(Records excerpted from a collection)
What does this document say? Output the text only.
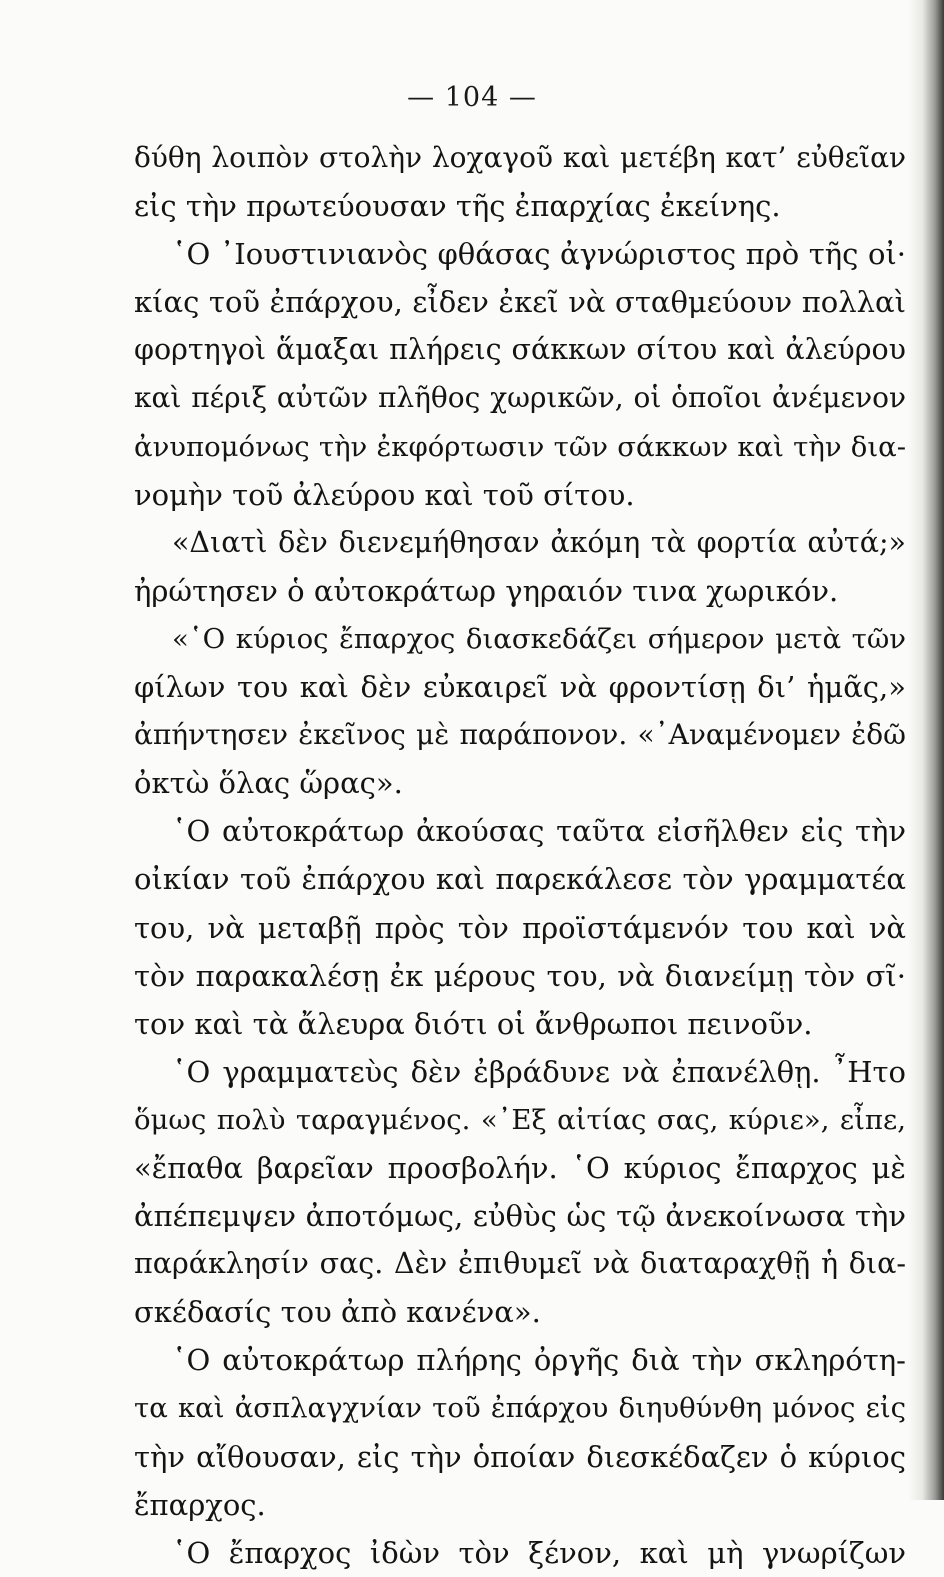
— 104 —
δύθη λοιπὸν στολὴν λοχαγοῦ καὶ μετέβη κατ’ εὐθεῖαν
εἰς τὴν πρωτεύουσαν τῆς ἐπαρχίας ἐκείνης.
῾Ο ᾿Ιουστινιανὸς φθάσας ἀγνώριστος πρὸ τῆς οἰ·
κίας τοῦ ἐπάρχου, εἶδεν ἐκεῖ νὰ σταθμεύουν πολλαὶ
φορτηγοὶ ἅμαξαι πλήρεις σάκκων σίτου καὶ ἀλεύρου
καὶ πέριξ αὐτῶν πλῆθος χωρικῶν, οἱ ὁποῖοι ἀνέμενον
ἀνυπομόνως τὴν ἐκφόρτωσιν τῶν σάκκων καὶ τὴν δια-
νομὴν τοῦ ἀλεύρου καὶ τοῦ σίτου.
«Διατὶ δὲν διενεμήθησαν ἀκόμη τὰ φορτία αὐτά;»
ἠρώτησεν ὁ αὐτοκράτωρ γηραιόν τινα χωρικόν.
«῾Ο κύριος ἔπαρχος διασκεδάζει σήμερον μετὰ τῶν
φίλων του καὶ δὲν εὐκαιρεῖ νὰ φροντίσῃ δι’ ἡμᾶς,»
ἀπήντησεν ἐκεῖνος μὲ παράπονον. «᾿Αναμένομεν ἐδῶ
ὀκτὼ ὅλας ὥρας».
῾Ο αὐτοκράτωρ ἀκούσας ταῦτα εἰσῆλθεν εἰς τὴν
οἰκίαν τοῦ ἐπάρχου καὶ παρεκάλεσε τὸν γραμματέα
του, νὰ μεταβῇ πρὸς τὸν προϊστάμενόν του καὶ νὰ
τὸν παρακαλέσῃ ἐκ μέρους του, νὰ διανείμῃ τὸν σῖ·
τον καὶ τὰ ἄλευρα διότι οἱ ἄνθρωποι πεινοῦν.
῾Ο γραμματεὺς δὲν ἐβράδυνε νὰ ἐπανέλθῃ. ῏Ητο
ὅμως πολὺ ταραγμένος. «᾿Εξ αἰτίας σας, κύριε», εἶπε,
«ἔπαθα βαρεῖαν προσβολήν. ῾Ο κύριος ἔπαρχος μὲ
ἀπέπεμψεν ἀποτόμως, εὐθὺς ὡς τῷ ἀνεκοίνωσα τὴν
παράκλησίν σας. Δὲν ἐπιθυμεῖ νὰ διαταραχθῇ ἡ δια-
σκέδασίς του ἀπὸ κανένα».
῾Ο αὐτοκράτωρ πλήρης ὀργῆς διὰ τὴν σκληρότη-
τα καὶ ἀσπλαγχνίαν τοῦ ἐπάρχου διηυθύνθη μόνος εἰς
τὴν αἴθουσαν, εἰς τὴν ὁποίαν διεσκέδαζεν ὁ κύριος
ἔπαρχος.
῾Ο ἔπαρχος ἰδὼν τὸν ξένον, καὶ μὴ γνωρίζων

§ WORK TO COMPLETE: Give back each entry exactly as it appears, with no pictures.

§ EXPECTED ANSWER:
What does this document say? Output the text only.
— 104 —
δύθη λοιπὸν στολὴν λοχαγοῦ καὶ μετέβη κατ’ εὐθεῖαν
εἰς τὴν πρωτεύουσαν τῆς ἐπαρχίας ἐκείνης.
῾Ο ᾿Ιουστινιανὸς φθάσας ἀγνώριστος πρὸ τῆς οἰ·
κίας τοῦ ἐπάρχου, εἶδεν ἐκεῖ νὰ σταθμεύουν πολλαὶ
φορτηγοὶ ἅμαξαι πλήρεις σάκκων σίτου καὶ ἀλεύρου
καὶ πέριξ αὐτῶν πλῆθος χωρικῶν, οἱ ὁποῖοι ἀνέμενον
ἀνυπομόνως τὴν ἐκφόρτωσιν τῶν σάκκων καὶ τὴν δια-
νομὴν τοῦ ἀλεύρου καὶ τοῦ σίτου.
«Διατὶ δὲν διενεμήθησαν ἀκόμη τὰ φορτία αὐτά;»
ἠρώτησεν ὁ αὐτοκράτωρ γηραιόν τινα χωρικόν.
«῾Ο κύριος ἔπαρχος διασκεδάζει σήμερον μετὰ τῶν
φίλων του καὶ δὲν εὐκαιρεῖ νὰ φροντίσῃ δι’ ἡμᾶς,»
ἀπήντησεν ἐκεῖνος μὲ παράπονον. «᾿Αναμένομεν ἐδῶ
ὀκτὼ ὅλας ὥρας».
῾Ο αὐτοκράτωρ ἀκούσας ταῦτα εἰσῆλθεν εἰς τὴν
οἰκίαν τοῦ ἐπάρχου καὶ παρεκάλεσε τὸν γραμματέα
του, νὰ μεταβῇ πρὸς τὸν προϊστάμενόν του καὶ νὰ
τὸν παρακαλέσῃ ἐκ μέρους του, νὰ διανείμῃ τὸν σῖ·
τον καὶ τὰ ἄλευρα διότι οἱ ἄνθρωποι πεινοῦν.
῾Ο γραμματεὺς δὲν ἐβράδυνε νὰ ἐπανέλθῃ. ῏Ητο
ὅμως πολὺ ταραγμένος. «᾿Εξ αἰτίας σας, κύριε», εἶπε,
«ἔπαθα βαρεῖαν προσβολήν. ῾Ο κύριος ἔπαρχος μὲ
ἀπέπεμψεν ἀποτόμως, εὐθὺς ὡς τῷ ἀνεκοίνωσα τὴν
παράκλησίν σας. Δὲν ἐπιθυμεῖ νὰ διαταραχθῇ ἡ δια-
σκέδασίς του ἀπὸ κανένα».
῾Ο αὐτοκράτωρ πλήρης ὀργῆς διὰ τὴν σκληρότη-
τα καὶ ἀσπλαγχνίαν τοῦ ἐπάρχου διηυθύνθη μόνος εἰς
τὴν αἴθουσαν, εἰς τὴν ὁποίαν διεσκέδαζεν ὁ κύριος
ἔπαρχος.
῾Ο ἔπαρχος ἰδὼν τὸν ξένον, καὶ μὴ γνωρίζων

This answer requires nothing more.